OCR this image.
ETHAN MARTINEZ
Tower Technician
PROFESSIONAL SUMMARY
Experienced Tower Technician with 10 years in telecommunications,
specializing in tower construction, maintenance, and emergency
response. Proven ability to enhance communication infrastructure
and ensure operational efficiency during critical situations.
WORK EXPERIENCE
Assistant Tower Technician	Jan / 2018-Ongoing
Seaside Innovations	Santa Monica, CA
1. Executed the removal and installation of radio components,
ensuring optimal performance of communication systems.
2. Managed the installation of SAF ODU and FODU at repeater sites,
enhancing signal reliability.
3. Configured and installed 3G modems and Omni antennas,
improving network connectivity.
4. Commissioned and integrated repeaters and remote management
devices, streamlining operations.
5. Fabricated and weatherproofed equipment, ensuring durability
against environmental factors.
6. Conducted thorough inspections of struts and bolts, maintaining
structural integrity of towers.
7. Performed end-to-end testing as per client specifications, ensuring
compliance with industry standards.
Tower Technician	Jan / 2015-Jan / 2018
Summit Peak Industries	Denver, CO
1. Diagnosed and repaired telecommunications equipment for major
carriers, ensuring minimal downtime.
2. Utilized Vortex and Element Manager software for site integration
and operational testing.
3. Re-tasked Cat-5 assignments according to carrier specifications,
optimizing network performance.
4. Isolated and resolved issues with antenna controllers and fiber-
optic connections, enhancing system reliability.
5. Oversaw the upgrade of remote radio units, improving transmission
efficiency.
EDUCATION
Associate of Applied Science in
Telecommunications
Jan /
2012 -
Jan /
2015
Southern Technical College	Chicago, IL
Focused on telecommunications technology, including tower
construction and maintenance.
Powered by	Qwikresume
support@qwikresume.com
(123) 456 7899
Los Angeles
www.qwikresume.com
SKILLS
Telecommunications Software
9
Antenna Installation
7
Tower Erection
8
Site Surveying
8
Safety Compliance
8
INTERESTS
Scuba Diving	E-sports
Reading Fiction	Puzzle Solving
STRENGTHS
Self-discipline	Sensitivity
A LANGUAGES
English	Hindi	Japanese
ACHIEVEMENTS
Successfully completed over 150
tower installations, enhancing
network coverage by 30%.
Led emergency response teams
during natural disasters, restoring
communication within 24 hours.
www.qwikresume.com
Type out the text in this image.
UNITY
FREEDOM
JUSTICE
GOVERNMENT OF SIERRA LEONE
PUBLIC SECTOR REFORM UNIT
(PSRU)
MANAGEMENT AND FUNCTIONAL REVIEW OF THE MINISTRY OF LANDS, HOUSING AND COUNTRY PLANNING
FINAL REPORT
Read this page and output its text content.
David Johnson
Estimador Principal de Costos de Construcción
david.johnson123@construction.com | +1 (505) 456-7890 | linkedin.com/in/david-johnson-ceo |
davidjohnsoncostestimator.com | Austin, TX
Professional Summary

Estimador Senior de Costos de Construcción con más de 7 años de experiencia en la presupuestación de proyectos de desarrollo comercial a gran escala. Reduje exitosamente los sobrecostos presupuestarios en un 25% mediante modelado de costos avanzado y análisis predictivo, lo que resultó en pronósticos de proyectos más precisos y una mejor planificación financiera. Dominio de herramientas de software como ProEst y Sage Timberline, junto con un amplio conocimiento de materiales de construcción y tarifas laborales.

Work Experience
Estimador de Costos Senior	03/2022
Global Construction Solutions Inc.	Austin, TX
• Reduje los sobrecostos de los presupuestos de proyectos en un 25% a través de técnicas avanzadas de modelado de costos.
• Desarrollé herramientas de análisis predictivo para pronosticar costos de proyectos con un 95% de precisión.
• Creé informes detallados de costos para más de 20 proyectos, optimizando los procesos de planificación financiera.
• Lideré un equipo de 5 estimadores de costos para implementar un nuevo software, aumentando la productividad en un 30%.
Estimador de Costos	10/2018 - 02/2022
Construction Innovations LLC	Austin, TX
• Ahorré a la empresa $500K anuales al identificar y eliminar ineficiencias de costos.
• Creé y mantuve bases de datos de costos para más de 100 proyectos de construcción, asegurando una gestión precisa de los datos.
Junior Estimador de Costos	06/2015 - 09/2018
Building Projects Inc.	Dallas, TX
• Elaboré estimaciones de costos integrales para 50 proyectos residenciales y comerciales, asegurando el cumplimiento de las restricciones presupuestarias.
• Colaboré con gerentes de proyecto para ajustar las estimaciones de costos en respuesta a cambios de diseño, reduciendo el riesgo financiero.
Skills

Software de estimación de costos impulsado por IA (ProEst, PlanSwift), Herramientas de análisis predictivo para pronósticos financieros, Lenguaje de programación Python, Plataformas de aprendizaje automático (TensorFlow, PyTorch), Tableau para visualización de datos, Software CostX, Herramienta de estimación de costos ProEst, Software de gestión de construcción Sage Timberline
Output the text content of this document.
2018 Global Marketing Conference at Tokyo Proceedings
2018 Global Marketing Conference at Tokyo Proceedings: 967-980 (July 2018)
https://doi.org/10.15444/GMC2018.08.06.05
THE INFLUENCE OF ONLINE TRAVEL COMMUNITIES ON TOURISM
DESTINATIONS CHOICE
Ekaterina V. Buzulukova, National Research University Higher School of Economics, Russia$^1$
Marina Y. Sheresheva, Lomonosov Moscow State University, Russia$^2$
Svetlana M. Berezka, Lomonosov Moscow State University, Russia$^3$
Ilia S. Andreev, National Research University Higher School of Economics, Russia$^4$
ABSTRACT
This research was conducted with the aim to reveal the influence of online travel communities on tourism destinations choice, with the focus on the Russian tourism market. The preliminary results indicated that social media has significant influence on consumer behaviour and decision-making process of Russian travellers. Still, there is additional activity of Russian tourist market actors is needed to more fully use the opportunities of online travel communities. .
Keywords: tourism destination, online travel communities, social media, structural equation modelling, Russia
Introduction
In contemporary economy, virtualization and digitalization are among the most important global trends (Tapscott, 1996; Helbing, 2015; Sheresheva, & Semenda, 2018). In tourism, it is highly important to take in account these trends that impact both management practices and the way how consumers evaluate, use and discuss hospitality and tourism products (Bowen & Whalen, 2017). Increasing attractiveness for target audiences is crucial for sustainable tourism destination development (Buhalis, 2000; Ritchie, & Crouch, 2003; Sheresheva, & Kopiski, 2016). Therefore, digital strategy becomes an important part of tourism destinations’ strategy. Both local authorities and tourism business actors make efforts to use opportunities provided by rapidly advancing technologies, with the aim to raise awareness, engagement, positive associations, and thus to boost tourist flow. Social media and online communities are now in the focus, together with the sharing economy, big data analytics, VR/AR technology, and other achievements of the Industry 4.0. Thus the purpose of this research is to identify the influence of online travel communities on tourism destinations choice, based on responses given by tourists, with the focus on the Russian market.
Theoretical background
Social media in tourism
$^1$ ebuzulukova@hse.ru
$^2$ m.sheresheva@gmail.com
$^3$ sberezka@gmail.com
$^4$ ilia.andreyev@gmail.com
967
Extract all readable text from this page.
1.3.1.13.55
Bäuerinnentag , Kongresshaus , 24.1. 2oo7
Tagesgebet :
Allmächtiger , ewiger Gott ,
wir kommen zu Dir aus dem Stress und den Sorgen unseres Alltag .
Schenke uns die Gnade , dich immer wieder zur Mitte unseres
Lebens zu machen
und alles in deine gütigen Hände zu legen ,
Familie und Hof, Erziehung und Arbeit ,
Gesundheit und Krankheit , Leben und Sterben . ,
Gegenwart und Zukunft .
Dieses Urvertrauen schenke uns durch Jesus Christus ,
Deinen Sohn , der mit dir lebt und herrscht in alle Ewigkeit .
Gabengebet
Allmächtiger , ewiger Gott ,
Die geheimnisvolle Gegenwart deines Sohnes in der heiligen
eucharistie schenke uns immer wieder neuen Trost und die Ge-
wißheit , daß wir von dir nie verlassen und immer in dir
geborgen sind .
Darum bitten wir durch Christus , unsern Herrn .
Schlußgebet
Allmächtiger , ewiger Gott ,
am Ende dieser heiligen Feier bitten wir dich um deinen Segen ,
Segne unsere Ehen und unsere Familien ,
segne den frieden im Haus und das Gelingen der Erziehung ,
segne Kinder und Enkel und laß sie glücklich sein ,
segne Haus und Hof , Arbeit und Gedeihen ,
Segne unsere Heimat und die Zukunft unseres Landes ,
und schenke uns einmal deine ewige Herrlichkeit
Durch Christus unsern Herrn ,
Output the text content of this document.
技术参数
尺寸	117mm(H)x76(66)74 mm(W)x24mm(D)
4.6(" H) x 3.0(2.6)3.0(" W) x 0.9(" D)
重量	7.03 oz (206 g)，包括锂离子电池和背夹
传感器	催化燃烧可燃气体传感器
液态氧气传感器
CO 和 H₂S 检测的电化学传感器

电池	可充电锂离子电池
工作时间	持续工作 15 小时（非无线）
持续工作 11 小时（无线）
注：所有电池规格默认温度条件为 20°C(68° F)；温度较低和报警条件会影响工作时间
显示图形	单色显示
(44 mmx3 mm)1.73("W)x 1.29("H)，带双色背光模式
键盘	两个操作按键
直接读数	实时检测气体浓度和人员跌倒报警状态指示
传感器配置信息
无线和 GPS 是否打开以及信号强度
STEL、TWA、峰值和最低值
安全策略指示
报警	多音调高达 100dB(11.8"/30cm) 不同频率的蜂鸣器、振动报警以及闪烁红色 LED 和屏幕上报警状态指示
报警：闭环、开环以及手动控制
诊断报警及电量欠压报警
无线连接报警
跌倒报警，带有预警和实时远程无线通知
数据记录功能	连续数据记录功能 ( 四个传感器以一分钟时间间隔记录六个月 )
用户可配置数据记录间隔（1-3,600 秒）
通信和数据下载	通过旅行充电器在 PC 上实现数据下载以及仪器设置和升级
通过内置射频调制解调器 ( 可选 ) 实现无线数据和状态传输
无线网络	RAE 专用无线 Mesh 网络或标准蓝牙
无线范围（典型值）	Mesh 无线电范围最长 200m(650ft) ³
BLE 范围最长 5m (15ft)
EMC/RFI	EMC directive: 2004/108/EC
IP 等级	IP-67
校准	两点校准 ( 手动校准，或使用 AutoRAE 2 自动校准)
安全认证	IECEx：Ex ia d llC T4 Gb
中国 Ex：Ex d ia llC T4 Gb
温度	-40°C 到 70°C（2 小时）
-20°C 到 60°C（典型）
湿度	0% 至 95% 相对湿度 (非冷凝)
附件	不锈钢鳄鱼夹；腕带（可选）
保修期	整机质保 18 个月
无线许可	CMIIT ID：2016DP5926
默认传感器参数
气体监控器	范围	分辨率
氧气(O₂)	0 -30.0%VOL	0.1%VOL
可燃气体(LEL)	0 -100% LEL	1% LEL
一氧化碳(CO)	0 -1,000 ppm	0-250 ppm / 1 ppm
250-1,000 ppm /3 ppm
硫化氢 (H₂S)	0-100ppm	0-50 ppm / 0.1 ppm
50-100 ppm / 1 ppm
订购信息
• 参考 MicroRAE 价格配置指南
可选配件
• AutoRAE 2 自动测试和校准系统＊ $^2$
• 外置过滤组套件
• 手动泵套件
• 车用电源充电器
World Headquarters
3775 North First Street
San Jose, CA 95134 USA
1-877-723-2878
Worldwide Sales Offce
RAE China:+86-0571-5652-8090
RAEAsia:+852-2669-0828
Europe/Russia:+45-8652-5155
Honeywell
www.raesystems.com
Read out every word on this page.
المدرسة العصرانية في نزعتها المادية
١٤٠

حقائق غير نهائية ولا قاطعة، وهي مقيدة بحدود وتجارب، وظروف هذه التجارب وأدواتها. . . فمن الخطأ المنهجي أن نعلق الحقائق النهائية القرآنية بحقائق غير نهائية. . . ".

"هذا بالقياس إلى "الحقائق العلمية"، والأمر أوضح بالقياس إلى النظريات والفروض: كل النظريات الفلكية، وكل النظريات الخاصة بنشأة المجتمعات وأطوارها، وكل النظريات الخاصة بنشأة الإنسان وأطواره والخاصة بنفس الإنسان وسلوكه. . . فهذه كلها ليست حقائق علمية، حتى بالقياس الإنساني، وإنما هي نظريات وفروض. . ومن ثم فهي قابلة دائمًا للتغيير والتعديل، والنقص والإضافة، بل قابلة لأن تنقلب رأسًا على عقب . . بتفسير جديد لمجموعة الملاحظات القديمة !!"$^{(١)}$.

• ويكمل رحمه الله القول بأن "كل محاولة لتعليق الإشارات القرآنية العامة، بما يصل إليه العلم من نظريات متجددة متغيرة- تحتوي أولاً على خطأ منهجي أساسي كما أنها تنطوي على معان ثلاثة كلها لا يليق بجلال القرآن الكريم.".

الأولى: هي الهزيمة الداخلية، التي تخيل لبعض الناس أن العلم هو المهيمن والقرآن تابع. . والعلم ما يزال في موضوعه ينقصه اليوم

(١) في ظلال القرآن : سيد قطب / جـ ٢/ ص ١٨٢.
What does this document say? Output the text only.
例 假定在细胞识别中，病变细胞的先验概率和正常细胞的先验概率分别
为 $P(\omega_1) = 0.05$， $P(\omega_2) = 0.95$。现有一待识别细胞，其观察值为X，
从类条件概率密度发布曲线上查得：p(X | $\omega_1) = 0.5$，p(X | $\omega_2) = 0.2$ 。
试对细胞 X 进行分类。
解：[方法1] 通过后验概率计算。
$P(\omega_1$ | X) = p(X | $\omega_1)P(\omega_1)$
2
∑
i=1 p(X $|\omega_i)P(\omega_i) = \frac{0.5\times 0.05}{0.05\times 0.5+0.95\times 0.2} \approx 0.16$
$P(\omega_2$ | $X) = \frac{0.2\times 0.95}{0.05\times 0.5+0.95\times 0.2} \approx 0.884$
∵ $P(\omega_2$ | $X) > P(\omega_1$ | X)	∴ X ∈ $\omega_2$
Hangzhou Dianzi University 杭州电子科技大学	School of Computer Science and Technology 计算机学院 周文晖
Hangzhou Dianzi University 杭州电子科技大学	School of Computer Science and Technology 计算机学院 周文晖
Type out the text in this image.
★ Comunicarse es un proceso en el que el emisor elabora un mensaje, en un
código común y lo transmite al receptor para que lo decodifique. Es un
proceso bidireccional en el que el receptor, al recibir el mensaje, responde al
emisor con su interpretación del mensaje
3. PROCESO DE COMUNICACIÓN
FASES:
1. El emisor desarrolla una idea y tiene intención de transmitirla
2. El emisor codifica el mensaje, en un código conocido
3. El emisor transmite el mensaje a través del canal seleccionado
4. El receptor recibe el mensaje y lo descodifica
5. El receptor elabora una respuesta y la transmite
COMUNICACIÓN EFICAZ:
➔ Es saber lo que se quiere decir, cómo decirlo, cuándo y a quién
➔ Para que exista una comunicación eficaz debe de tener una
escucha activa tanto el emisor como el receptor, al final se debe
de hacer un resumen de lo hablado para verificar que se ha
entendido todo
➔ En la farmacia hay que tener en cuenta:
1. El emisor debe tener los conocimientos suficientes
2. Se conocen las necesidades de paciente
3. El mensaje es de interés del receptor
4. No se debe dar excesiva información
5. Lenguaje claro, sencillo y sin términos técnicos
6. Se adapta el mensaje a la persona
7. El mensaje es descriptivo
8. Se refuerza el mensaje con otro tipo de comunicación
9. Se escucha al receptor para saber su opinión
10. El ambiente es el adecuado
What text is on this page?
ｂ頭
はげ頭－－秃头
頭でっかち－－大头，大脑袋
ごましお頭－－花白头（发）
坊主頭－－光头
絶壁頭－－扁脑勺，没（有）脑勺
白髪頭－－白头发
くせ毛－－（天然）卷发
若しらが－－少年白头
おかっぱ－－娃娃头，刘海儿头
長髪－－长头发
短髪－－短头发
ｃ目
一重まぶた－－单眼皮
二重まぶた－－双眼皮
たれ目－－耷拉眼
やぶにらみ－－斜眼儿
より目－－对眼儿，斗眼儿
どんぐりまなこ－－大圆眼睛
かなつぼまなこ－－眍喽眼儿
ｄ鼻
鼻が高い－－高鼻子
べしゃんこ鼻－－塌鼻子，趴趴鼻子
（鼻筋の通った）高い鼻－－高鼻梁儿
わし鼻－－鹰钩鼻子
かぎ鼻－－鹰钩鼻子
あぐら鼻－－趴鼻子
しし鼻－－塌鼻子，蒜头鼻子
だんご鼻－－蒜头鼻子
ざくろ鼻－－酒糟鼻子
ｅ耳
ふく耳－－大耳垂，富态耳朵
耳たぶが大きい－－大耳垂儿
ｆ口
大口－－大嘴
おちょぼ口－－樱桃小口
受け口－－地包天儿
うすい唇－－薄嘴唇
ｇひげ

§ Short problem: Show, from the material above, each line that includes the string "gestión".

§ Finished exercise:
• Creé y mantuve bases de datos de costos para más de 100 proyectos de construcción, asegurando una gestión precisa de los datos.
Software de estimación de costos impulsado por IA (ProEst, PlanSwift), Herramientas de análisis predictivo para pronósticos financieros, Lenguaje de programación Python, Plataformas de aprendizaje automático (TensorFlow, PyTorch), Tableau para visualización de datos, Software CostX, Herramienta de estimación de costos ProEst, Software de gestión de construcción Sage Timberline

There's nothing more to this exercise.